▶ _Given text_
........
6 Jan. 1821–1 Apr. 1907

A photograph of Calvin Josiah Cowles dated July 22, 1867. Image from the Southern Historical Collection, University of North Carolina at Chapel Hill. Calvin Josiah Cowles, merchant, real estate and mine operator, union leader, and assayer, was born in Hamptonville, the son of Connecticut natives Deborah Sanford and Josiah Cowles. In describing his family's settlement in North Carolina, Cowles noted that his father, after spending a winter or two in the South, went home to Connecticut, married Deborah Sanford in 1815, "hitched up to some little peddling wagons taking a limited supply of furniture and came through to Hamptonville, Surry County, where they settled and went to work." Josiah Cowles was a tinsmith who became a prosperous merchant and active Whig, serving as chairman of the Surry County court and as a member of Governor William A. Graham's council of state (1846–49). Deborah Cowles died in 1827, leaving three children: Calvin; Abel Sanford, who was educated as a physician and died young; and Eliza Ann, who married Dr. Bilson B. Benham. In 1828, Cowles, Sr., married Mrs. Nancy Carson Duvall, who also had three children: Robert Carson, an 1841 graduate of the U.S. Naval Academy; Alvan Simpson, Jr.; and Martha Temperance.

Cowles's formal education was limited to the schools of Hamptonville, supplemented by a lifelong habit of home study, business travel, and wide-ranging personal associations. After an apprenticeship in his father's store in Hamptonville and marriage to his stepsister Martha Duvall, on 19 Sept. 1844, he set up in trade as J. and C. J. Cowles in Elkville near the Caldwell/Wilkes county line.
........
▶ _Data extract_
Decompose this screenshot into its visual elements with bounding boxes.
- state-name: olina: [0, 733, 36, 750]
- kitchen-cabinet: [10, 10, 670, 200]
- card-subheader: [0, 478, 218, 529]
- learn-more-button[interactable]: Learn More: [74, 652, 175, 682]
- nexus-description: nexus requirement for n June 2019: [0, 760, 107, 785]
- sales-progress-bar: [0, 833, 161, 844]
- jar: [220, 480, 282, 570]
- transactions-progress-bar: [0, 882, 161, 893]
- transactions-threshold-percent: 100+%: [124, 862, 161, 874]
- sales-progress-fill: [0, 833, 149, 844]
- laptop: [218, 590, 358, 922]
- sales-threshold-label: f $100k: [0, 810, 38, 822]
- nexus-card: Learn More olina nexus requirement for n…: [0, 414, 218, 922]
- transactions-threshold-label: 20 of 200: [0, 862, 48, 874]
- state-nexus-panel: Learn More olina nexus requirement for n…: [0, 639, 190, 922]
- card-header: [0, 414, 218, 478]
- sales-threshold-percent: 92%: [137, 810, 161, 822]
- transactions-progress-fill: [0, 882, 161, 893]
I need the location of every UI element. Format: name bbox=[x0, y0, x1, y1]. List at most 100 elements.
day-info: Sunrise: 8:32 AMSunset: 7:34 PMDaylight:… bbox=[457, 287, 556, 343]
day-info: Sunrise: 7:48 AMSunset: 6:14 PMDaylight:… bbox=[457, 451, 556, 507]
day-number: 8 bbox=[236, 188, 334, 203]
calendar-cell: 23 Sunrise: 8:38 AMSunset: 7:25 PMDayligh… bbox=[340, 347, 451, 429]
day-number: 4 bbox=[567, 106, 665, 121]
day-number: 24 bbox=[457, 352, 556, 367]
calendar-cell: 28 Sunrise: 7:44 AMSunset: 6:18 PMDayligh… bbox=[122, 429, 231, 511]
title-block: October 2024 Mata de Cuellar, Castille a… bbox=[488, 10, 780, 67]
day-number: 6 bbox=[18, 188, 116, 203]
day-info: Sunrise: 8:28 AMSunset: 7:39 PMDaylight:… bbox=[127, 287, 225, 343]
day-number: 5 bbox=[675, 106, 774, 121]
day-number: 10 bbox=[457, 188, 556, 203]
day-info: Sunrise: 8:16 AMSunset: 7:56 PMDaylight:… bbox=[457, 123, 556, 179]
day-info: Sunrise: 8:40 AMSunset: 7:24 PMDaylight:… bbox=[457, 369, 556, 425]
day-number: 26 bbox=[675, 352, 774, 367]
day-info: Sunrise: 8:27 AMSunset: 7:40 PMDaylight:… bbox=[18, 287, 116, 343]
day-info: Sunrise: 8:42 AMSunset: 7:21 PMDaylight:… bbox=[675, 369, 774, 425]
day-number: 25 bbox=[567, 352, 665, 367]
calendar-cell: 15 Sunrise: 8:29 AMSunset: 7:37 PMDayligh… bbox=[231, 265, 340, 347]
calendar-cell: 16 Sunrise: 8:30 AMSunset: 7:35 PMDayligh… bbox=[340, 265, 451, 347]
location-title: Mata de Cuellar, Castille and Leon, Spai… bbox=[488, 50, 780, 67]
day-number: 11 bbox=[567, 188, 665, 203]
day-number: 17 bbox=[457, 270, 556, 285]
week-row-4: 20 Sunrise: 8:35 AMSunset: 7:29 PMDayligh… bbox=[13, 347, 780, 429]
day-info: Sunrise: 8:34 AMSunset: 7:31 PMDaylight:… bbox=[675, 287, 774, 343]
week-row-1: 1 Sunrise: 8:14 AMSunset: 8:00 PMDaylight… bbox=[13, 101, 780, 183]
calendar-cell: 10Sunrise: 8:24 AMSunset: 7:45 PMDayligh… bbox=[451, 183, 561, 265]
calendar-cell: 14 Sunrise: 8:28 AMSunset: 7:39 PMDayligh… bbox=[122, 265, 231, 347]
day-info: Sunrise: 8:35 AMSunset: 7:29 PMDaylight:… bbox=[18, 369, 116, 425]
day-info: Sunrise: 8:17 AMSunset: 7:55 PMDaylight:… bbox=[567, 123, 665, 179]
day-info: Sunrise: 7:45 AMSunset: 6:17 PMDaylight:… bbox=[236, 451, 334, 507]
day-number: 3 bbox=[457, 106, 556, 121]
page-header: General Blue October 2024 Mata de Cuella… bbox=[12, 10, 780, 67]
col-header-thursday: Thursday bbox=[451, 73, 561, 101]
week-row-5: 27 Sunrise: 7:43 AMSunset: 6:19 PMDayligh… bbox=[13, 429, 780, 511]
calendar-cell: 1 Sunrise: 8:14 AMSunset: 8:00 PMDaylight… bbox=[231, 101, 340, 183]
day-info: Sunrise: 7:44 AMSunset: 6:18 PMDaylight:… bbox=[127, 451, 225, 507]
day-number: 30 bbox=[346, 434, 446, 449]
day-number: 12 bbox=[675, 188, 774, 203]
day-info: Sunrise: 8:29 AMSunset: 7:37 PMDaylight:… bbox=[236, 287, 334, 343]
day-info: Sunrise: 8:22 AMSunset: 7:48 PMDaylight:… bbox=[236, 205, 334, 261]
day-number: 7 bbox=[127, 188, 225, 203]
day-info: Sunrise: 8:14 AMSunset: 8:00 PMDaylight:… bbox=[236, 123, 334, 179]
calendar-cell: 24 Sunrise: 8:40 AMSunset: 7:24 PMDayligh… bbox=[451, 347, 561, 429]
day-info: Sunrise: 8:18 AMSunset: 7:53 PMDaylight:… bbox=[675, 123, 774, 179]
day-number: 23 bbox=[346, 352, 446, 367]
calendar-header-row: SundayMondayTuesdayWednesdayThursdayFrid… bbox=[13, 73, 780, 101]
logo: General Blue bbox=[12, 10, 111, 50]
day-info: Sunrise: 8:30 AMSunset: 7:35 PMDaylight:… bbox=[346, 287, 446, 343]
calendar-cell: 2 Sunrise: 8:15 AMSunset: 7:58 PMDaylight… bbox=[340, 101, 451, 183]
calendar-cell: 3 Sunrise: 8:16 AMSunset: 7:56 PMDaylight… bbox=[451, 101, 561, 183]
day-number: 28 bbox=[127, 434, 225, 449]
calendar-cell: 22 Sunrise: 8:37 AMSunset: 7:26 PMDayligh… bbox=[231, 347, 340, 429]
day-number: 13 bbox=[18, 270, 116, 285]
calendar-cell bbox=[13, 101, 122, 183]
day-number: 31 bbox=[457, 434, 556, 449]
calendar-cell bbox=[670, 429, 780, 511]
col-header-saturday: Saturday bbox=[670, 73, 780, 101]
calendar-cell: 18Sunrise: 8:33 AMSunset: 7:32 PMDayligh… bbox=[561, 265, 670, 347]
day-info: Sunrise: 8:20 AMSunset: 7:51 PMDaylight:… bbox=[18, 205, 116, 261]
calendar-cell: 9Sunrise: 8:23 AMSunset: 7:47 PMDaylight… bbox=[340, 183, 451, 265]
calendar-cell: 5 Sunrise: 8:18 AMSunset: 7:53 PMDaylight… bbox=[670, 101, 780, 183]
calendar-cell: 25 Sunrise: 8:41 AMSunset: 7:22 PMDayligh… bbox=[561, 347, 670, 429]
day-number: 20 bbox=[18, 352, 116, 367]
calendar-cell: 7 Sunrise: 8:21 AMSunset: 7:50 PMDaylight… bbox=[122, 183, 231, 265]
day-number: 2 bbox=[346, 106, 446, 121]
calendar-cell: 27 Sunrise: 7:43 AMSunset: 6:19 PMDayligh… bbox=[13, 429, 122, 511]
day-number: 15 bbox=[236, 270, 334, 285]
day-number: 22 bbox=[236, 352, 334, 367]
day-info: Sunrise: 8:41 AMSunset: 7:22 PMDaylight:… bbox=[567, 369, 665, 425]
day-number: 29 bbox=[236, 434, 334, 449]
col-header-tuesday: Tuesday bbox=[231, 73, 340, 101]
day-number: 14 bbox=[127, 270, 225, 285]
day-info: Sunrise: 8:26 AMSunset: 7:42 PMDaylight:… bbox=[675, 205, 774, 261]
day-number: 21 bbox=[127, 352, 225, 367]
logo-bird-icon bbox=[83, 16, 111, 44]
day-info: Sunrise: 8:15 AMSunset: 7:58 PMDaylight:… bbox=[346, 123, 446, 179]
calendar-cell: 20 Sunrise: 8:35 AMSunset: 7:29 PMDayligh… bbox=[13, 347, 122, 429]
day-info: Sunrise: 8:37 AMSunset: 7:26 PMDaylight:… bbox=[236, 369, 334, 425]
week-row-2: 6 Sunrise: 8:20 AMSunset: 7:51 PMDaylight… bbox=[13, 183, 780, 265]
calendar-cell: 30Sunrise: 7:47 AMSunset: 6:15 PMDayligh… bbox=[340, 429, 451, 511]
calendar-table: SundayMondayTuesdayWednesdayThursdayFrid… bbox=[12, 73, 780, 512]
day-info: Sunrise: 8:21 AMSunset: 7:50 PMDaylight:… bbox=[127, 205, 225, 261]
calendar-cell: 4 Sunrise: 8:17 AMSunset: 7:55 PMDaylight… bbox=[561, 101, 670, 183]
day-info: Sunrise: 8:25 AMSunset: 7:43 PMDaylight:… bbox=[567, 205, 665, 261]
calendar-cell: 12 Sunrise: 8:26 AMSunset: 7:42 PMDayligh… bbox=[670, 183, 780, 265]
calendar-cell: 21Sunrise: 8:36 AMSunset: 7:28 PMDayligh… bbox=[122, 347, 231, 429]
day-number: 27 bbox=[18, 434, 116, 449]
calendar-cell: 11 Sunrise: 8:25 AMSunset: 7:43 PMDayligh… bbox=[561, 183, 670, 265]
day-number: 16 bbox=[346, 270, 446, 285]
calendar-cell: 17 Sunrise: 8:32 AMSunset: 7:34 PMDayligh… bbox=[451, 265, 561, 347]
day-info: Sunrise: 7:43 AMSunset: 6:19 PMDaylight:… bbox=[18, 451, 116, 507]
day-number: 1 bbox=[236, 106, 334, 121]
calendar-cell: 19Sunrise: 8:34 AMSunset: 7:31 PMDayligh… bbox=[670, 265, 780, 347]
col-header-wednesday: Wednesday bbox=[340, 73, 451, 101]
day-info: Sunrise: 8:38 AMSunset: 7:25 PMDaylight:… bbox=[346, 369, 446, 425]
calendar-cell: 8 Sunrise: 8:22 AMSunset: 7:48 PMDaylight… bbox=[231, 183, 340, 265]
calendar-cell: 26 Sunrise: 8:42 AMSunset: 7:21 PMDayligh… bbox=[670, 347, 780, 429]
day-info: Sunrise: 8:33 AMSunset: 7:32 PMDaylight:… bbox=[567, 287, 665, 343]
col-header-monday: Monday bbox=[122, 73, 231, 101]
........
▶ _Task instructions_
(A) According to the Cowles biography, what was Josiah Cowles's trade before he became a merchant?
(B) Copy everything in the Cowles biography from "Cowles's formal education" down to "Caldwell/Wilkes county line.".
(C) Does the Cowles biography support each statement below? (i) Deborah Cowles died in 1827. (ii) Robert Carson graduated from the U.S. Naval Academy in 1846. (iii) Calvin Cowles's formal education went beyond the schools of Hamptonville.

▶ _Activity answers_
(A) He was a tinsmith.

(B)
Cowles's formal education was limited to the schools of Hamptonville, supplemented by a lifelong habit of home study, business travel, and wide-ranging personal associations. After an apprenticeship in his father's store in Hamptonville and marriage to his stepsister Martha Duvall, on 19 Sept. 1844, he set up in trade as J. and C. J. Cowles in Elkville near the Caldwell/Wilkes county line.

(C)
(i) Yes: "Deborah Cowles died in 1827"
(ii) No: "an 1841 graduate of the U.S. Naval Academy"
(iii) No: "Cowles's formal education was limited to the schools of Hamptonville"